RECORDS PROVIDED:
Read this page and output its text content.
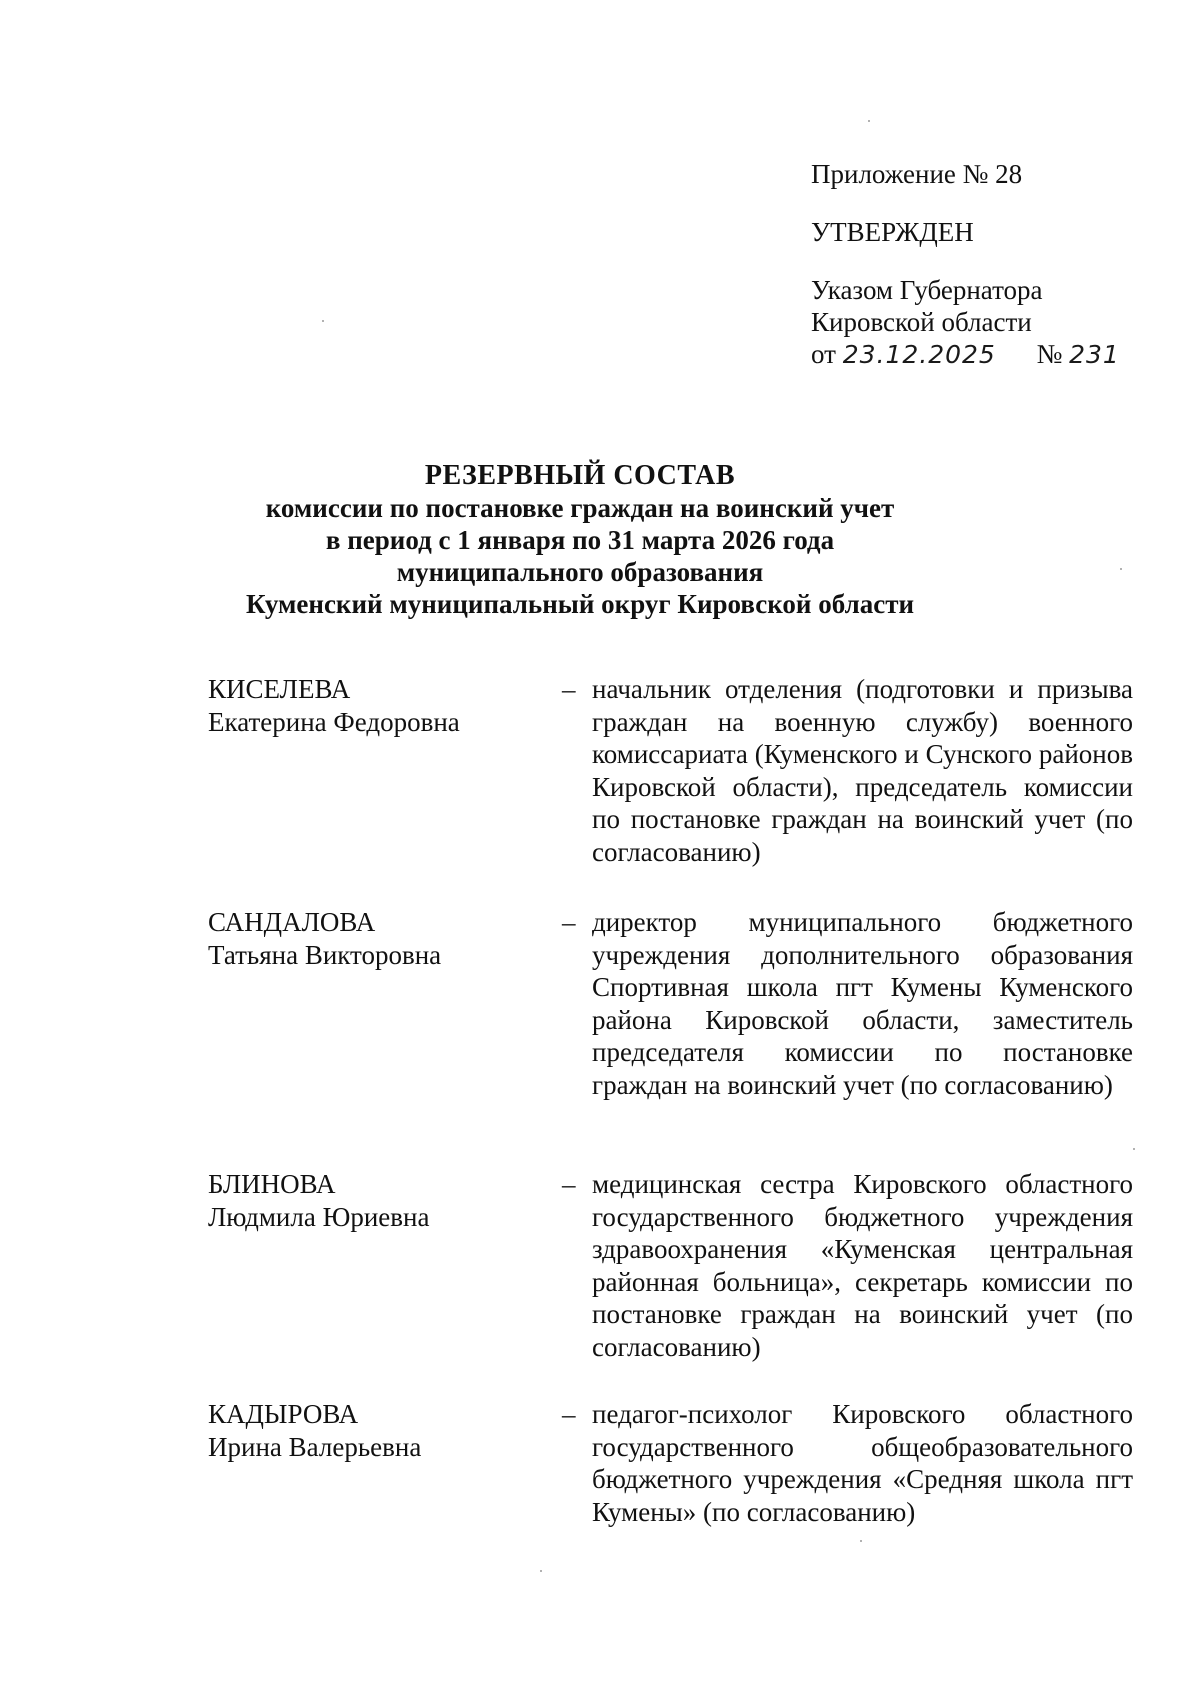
Приложение № 28
УТВЕРЖДЕН
Указом Губернатора
Кировской области
от 23.12.2025 № 231
РЕЗЕРВНЫЙ СОСТАВ
комиссии по постановке граждан на воинский учет
в период с 1 января по 31 марта 2026 года
муниципального образования
Куменский муниципальный округ Кировской области
КИСЕЛЕВА
Екатерина Федоровна
– начальник отделения (подготовки и призыва граждан на военную службу) военного комиссариата (Куменского и Сунского районов Кировской области), председатель комиссии по постановке граждан на воинский учет (по согласованию)
САНДАЛОВА
Татьяна Викторовна
– директор муниципального бюджетного учреждения дополнительного образования Спортивная школа пгт Кумены Куменского района Кировской области, заместитель председателя комиссии по постановке граждан на воинский учет (по согласованию)
БЛИНОВА
Людмила Юриевна
– медицинская сестра Кировского областного государственного бюджетного учреждения здравоохранения «Куменская центральная районная больница», секретарь комиссии по постановке граждан на воинский учет (по согласованию)
КАДЫРОВА
Ирина Валерьевна
– педагог-психолог Кировского областного государственного общеобразовательного бюджетного учреждения «Средняя школа пгт Кумены» (по согласованию)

WHAT IS ASKED: From the records above, pull out each line that has "муниципального".

RESULT FOR THIS TASK:
муниципального образования
– директор муниципального бюджетного учреждения дополнительного образования Спортивная школа пгт Кумены Куменского района Кировской области, заместитель председателя комиссии по постановке граждан на воинский учет (по согласованию)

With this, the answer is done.